§ Short task
Copy every line, leaving nothing out and adding nothing.

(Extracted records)

━━━━━━━━━━━━━━━━━━━━━━━━━━━━━━

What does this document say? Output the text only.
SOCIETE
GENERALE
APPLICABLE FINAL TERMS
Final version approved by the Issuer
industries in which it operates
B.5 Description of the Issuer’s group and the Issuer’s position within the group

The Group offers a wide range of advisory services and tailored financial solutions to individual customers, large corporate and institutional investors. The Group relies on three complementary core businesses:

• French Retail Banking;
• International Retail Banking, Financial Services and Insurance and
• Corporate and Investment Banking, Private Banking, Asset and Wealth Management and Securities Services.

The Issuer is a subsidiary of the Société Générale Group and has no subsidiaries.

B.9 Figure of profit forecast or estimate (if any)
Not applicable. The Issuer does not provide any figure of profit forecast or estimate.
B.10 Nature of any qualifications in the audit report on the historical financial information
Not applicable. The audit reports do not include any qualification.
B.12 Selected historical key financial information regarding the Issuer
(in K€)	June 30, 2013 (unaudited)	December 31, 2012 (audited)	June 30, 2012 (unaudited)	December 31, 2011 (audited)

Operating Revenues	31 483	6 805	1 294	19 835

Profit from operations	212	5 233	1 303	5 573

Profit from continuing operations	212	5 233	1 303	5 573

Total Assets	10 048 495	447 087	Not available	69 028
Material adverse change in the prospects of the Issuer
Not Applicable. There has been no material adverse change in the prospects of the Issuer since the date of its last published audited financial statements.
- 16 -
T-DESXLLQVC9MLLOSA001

━━━━━━━━━━━━━━━━━━━━━━━━━━━━━━

§ Task solution
What does this document say? Output the text only.
SOCIETE
GENERALE
APPLICABLE FINAL TERMS
Final version approved by the Issuer
industries in which it operates
B.5 Description of the Issuer’s group and the Issuer’s position within the group

The Group offers a wide range of advisory services and tailored financial solutions to individual customers, large corporate and institutional investors. The Group relies on three complementary core businesses:

• French Retail Banking;
• International Retail Banking, Financial Services and Insurance and
• Corporate and Investment Banking, Private Banking, Asset and Wealth Management and Securities Services.

The Issuer is a subsidiary of the Société Générale Group and has no subsidiaries.

B.9 Figure of profit forecast or estimate (if any)
Not applicable. The Issuer does not provide any figure of profit forecast or estimate.
B.10 Nature of any qualifications in the audit report on the historical financial information
Not applicable. The audit reports do not include any qualification.
B.12 Selected historical key financial information regarding the Issuer
(in K€)	June 30, 2013 (unaudited)	December 31, 2012 (audited)	June 30, 2012 (unaudited)	December 31, 2011 (audited)

Operating Revenues	31 483	6 805	1 294	19 835

Profit from operations	212	5 233	1 303	5 573

Profit from continuing operations	212	5 233	1 303	5 573

Total Assets	10 048 495	447 087	Not available	69 028
Material adverse change in the prospects of the Issuer
Not Applicable. There has been no material adverse change in the prospects of the Issuer since the date of its last published audited financial statements.
- 16 -
T-DESXLLQVC9MLLOSA001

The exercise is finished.